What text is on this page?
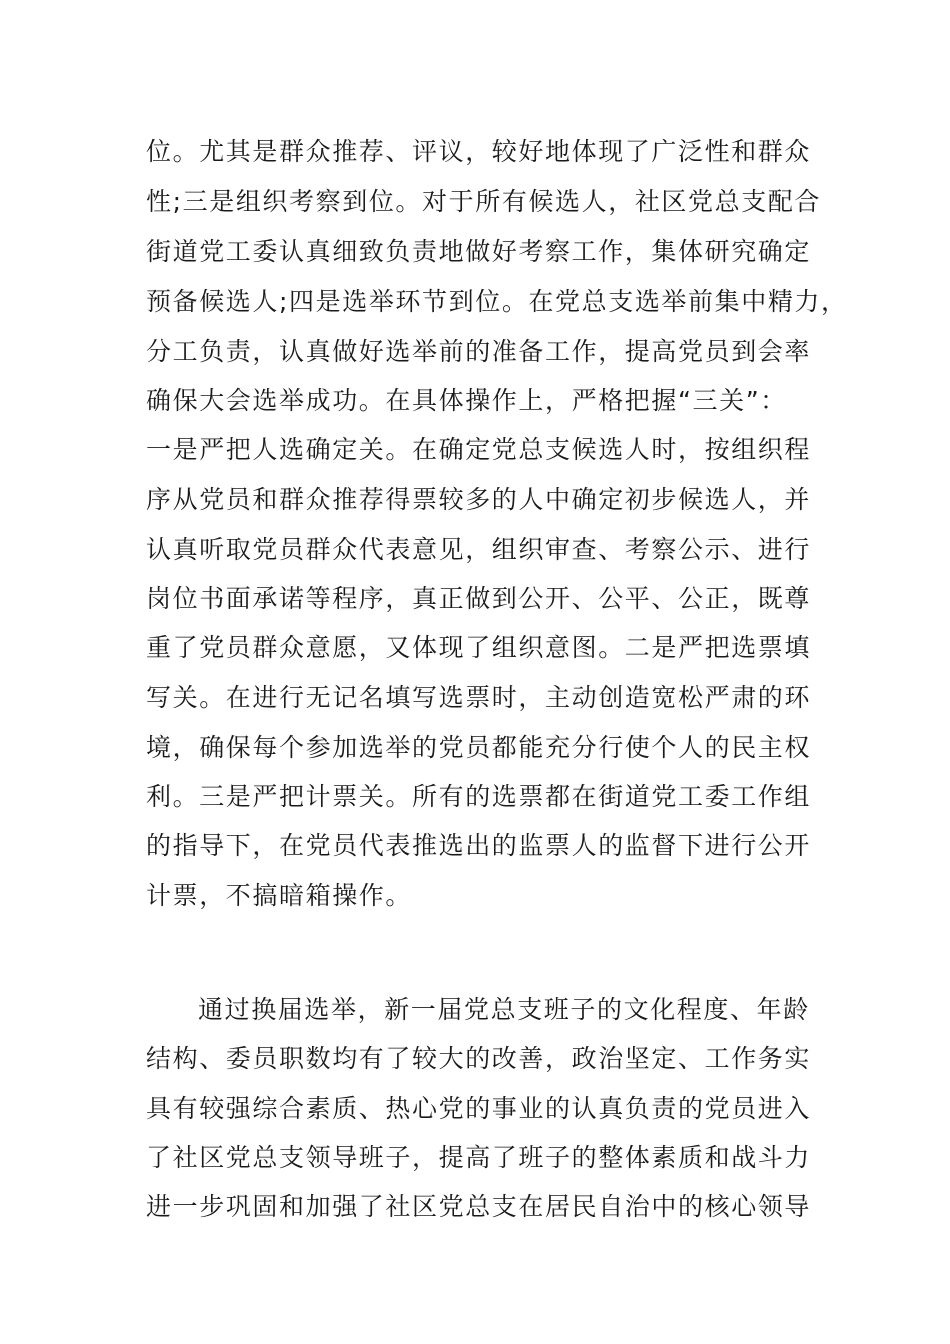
位。尤其是群众推荐、评议，较好地体现了广泛性和群众
性;三是组织考察到位。对于所有候选人，社区党总支配合
街道党工委认真细致负责地做好考察工作，集体研究确定
预备候选人;四是选举环节到位。在党总支选举前集中精力，
分工负责，认真做好选举前的准备工作，提高党员到会率
确保大会选举成功。在具体操作上，严格把握“三关”：
一是严把人选确定关。在确定党总支候选人时，按组织程
序从党员和群众推荐得票较多的人中确定初步候选人，并
认真听取党员群众代表意见，组织审查、考察公示、进行
岗位书面承诺等程序，真正做到公开、公平、公正，既尊
重了党员群众意愿，又体现了组织意图。二是严把选票填
写关。在进行无记名填写选票时，主动创造宽松严肃的环
境，确保每个参加选举的党员都能充分行使个人的民主权
利。三是严把计票关。所有的选票都在街道党工委工作组
的指导下，在党员代表推选出的监票人的监督下进行公开
计票，不搞暗箱操作。
通过换届选举，新一届党总支班子的文化程度、年龄
结构、委员职数均有了较大的改善，政治坚定、工作务实
具有较强综合素质、热心党的事业的认真负责的党员进入
了社区党总支领导班子，提高了班子的整体素质和战斗力
进一步巩固和加强了社区党总支在居民自治中的核心领导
######
▶ TASK: Leave out every picture and copy the rest of the records exactly.

▶ COMPLETE RESPONSE:
What text is on this page?
位。尤其是群众推荐、评议，较好地体现了广泛性和群众
性;三是组织考察到位。对于所有候选人，社区党总支配合
街道党工委认真细致负责地做好考察工作，集体研究确定
预备候选人;四是选举环节到位。在党总支选举前集中精力，
分工负责，认真做好选举前的准备工作，提高党员到会率
确保大会选举成功。在具体操作上，严格把握“三关”：
一是严把人选确定关。在确定党总支候选人时，按组织程
序从党员和群众推荐得票较多的人中确定初步候选人，并
认真听取党员群众代表意见，组织审查、考察公示、进行
岗位书面承诺等程序，真正做到公开、公平、公正，既尊
重了党员群众意愿，又体现了组织意图。二是严把选票填
写关。在进行无记名填写选票时，主动创造宽松严肃的环
境，确保每个参加选举的党员都能充分行使个人的民主权
利。三是严把计票关。所有的选票都在街道党工委工作组
的指导下，在党员代表推选出的监票人的监督下进行公开
计票，不搞暗箱操作。
通过换届选举，新一届党总支班子的文化程度、年龄
结构、委员职数均有了较大的改善，政治坚定、工作务实
具有较强综合素质、热心党的事业的认真负责的党员进入
了社区党总支领导班子，提高了班子的整体素质和战斗力
进一步巩固和加强了社区党总支在居民自治中的核心领导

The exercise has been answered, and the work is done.